**Work to complete:**
Copy out every line of the material below word for word, leaving out the pictures.

## Start Exercise materials

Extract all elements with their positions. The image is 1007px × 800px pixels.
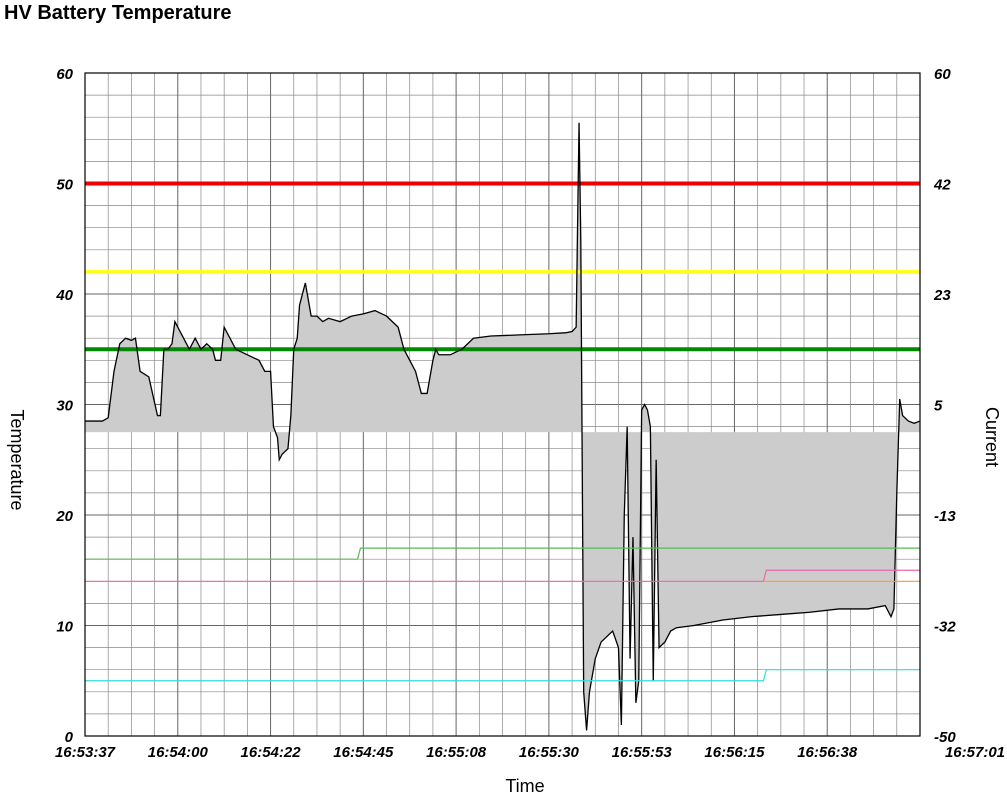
- y2-tick-label: -50: [934, 729, 956, 746]
- plot-border: [84, 72, 921, 737]
- y2-tick-label: 23: [933, 287, 951, 304]
- y-axis-ticks: 0 10 20 30 40 50 60: [55, 66, 73, 746]
- y-tick-label: 30: [56, 398, 73, 415]
- y-tick-label: 50: [56, 177, 73, 194]
- temperature-line: [85, 122, 921, 731]
- x-axis-ticks: 16:53:37 16:54:00 16:54:22 16:54:45 16:55:08…: [55, 744, 1005, 761]
- x-tick-label: 16:56:15: [704, 744, 765, 761]
- series-lines: [85, 122, 921, 731]
- x-tick-label: 16:55:53: [612, 744, 673, 761]
- x-tick-label: 16:55:30: [519, 744, 580, 761]
- series-green-line: [85, 547, 920, 560]
- x-tick-label: 16:55:08: [426, 744, 487, 761]
- y-tick-label: 20: [55, 508, 73, 525]
- series-fill-area: [85, 122, 920, 731]
- x-tick-label: 16:54:45: [333, 744, 394, 761]
- y2-axis-label: Current: [982, 407, 1002, 467]
- x-tick-label: 16:54:22: [241, 744, 302, 761]
- y-tick-label: 60: [56, 66, 73, 83]
- x-tick-label: 16:57:01: [945, 744, 1005, 761]
- y2-tick-label: 60: [934, 66, 951, 83]
- y2-tick-label: 42: [933, 177, 951, 194]
- y2-tick-label: -32: [934, 619, 956, 636]
- x-tick-label: 16:56:38: [797, 744, 858, 761]
- x-tick-label: 16:53:37: [55, 744, 116, 761]
- y-axis-label: Temperature: [7, 409, 27, 510]
- y-tick-label: 10: [56, 619, 73, 636]
- y2-tick-label: -13: [934, 508, 956, 525]
- y2-axis-ticks: -50 -32 -13 5 23 42 60: [933, 66, 956, 746]
- x-tick-label: 16:54:00: [148, 744, 209, 761]
- threshold-lines: [85, 181, 920, 352]
- y-tick-label: 40: [55, 287, 73, 304]
- y2-tick-label: 5: [934, 398, 943, 415]
- series-pink-line: [85, 569, 920, 582]
- temperature-fill: [85, 122, 920, 731]
- y-tick-label: 0: [65, 729, 74, 746]
- chart-title: HV Battery Temperature: [4, 2, 232, 24]
- plot-frame: [84, 72, 921, 737]
- series-cyan-line: [85, 669, 920, 682]
- x-axis-label: Time: [505, 776, 544, 796]
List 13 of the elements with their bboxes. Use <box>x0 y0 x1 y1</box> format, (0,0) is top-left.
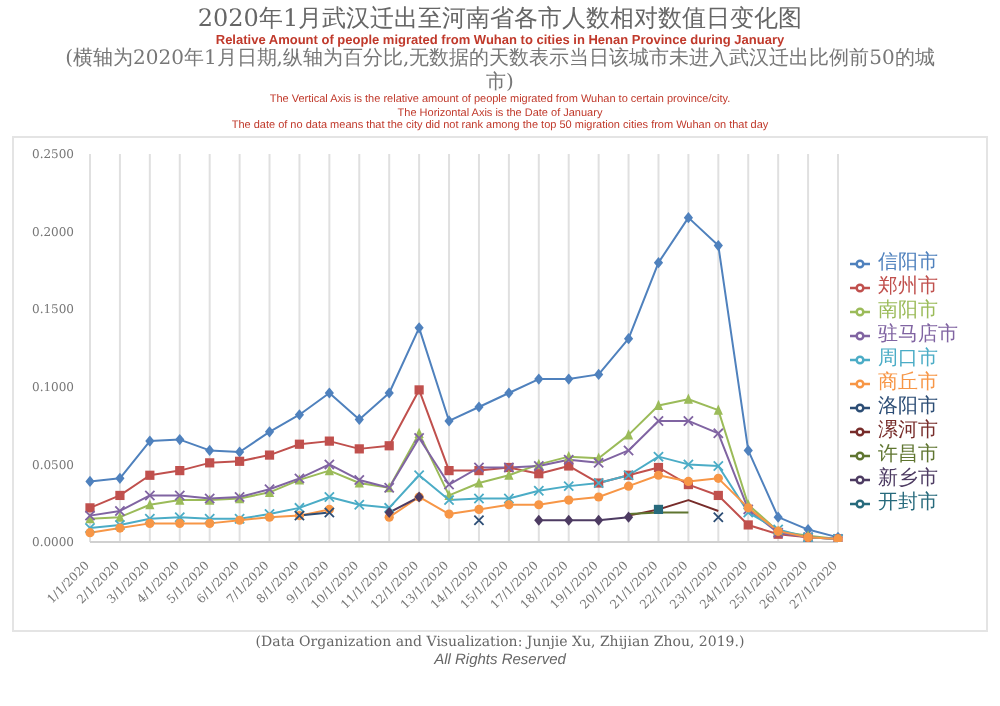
legend-label: 许昌市 <box>878 444 938 467</box>
legend-label: 漯河市 <box>878 420 938 443</box>
legend-label: 开封市 <box>878 492 938 515</box>
legend-label: 新乡市 <box>878 468 938 491</box>
legend-label: 洛阳市 <box>878 396 938 419</box>
legend-label: 周口市 <box>878 348 938 371</box>
legend-label: 信阳市 <box>878 252 938 275</box>
legend-label: 驻马店市 <box>878 324 958 347</box>
chart-title: 2020年1月武汉迁出至河南省各市人数相对数值日变化图 <box>195 4 805 34</box>
text: (横轴为2020年1月日期,纵轴为百分比,无数据的天数表示当日该城市未进入武汉迁出比例前50的城市) <box>63 48 937 94</box>
legend-label: 商丘市 <box>878 372 938 395</box>
legend-label: 南阳市 <box>878 300 938 323</box>
legend-label: 郑州市 <box>878 276 938 299</box>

## End Exercise materials

**Result:**
Extract all elements with their positions. The image is 1007px × 800px pixels.
- y2-tick-label: -50: [934, 729, 956, 746]
- plot-border: [84, 72, 921, 737]
- y2-tick-label: 23: [933, 287, 951, 304]
- y-axis-ticks: 0 10 20 30 40 50 60: [55, 66, 73, 746]
- y-tick-label: 30: [56, 398, 73, 415]
- y-tick-label: 50: [56, 177, 73, 194]
- temperature-line: [85, 122, 921, 731]
- x-axis-ticks: 16:53:37 16:54:00 16:54:22 16:54:45 16:55:08…: [55, 744, 1005, 761]
- x-tick-label: 16:56:15: [704, 744, 765, 761]
- series-lines: [85, 122, 921, 731]
- x-tick-label: 16:55:53: [612, 744, 673, 761]
- x-tick-label: 16:55:30: [519, 744, 580, 761]
- series-green-line: [85, 547, 920, 560]
- x-tick-label: 16:55:08: [426, 744, 487, 761]
- y-tick-label: 20: [55, 508, 73, 525]
- series-fill-area: [85, 122, 920, 731]
- x-tick-label: 16:54:45: [333, 744, 394, 761]
- y2-axis-label: Current: [982, 407, 1002, 467]
- x-tick-label: 16:54:22: [241, 744, 302, 761]
- y-tick-label: 60: [56, 66, 73, 83]
- x-tick-label: 16:57:01: [945, 744, 1005, 761]
- y2-tick-label: 60: [934, 66, 951, 83]
- y2-tick-label: 42: [933, 177, 951, 194]
- y2-tick-label: -32: [934, 619, 956, 636]
- x-tick-label: 16:56:38: [797, 744, 858, 761]
- x-tick-label: 16:53:37: [55, 744, 116, 761]
- y-axis-label: Temperature: [7, 409, 27, 510]
- y-tick-label: 10: [56, 619, 73, 636]
- y2-tick-label: -13: [934, 508, 956, 525]
- y2-axis-ticks: -50 -32 -13 5 23 42 60: [933, 66, 956, 746]
- x-tick-label: 16:54:00: [148, 744, 209, 761]
- threshold-lines: [85, 181, 920, 352]
- y-tick-label: 40: [55, 287, 73, 304]
- y2-tick-label: 5: [934, 398, 943, 415]
- series-pink-line: [85, 569, 920, 582]
- temperature-fill: [85, 122, 920, 731]
- y-tick-label: 0: [65, 729, 74, 746]
- chart-title: HV Battery Temperature: [4, 2, 232, 24]
- plot-frame: [84, 72, 921, 737]
- series-cyan-line: [85, 669, 920, 682]
- x-axis-label: Time: [505, 776, 544, 796]
List 13 of the elements with their bboxes. Use <box>x0 y0 x1 y1</box> format, (0,0) is top-left.
legend-label: 许昌市 <box>878 444 938 467</box>
legend-label: 漯河市 <box>878 420 938 443</box>
legend-label: 开封市 <box>878 492 938 515</box>
legend-label: 新乡市 <box>878 468 938 491</box>
legend-label: 洛阳市 <box>878 396 938 419</box>
legend-label: 周口市 <box>878 348 938 371</box>
legend-label: 信阳市 <box>878 252 938 275</box>
legend-label: 驻马店市 <box>878 324 958 347</box>
chart-title: 2020年1月武汉迁出至河南省各市人数相对数值日变化图 <box>195 4 805 34</box>
text: (横轴为2020年1月日期,纵轴为百分比,无数据的天数表示当日该城市未进入武汉迁出比例前50的城市) <box>63 48 937 94</box>
legend-label: 商丘市 <box>878 372 938 395</box>
legend-label: 南阳市 <box>878 300 938 323</box>
legend-label: 郑州市 <box>878 276 938 299</box>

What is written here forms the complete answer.